# Text shown:
#####
[Mesa-dev] [PATCH v4 3/5] i965/miptree: Use cpu tiling/detiling when mapping

Chris Wilson chris at chris-wilson.co.uk
Tue Apr 10 16:11:25 UTC 2018


Quoting Scott D Phillips (2018-04-10 16:49:16)
> Chris Wilson <chris at chris-wilson.co.uk> writes:
> 
> > Quoting Scott D Phillips (2018-04-03 21:05:43)
> >> Rename the (un)map_gtt functions to (un)map_map (map by
> >> returning a map) and add new functions (un)map_tiled_memcpy that
> >> return a shadow buffer populated with the intel_tiled_memcpy
> >> functions.
> >> 
> >> Tiling/detiling with the cpu will be the only way to handle Yf/Ys
> >> tiling, when support is added for those formats.
> >> 
> >> v2: Compute extents properly in the x|y-rounded-down case (Chris Wilson)
> >> 
> >> v3: Add units to parameter names of tile_extents (Nanley Chery)
> >>     Use _mesa_align_malloc for the shadow copy (Nanley)
> >>     Continue using gtt maps on gen4 (Nanley)
> >> 
> >> v4: Use streaming_load_memcpy when detiling
> >> ---
> >>  src/mesa/drivers/dri/i965/intel_mipmap_tree.c | 108 ++++++++++++++++++++++++--
> >>  1 file changed, 100 insertions(+), 8 deletions(-)
#####
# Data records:
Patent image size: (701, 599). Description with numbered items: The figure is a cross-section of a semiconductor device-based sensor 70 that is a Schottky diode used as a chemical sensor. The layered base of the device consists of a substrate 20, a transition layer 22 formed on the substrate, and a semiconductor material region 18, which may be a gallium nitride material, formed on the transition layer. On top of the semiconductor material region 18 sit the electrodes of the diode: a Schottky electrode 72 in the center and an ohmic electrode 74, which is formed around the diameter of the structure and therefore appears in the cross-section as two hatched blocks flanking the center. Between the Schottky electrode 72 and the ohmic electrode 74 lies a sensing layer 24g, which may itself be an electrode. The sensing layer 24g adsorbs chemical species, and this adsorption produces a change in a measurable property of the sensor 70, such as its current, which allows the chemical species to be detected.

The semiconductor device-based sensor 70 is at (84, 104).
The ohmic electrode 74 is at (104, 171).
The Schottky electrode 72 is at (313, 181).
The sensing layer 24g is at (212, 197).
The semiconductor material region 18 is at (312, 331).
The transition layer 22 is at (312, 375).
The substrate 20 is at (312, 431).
#####
According to the patch email, what change did version v4 of the patch introduce? The records play no part in the task.

Version v4 uses streaming_load_memcpy when detiling.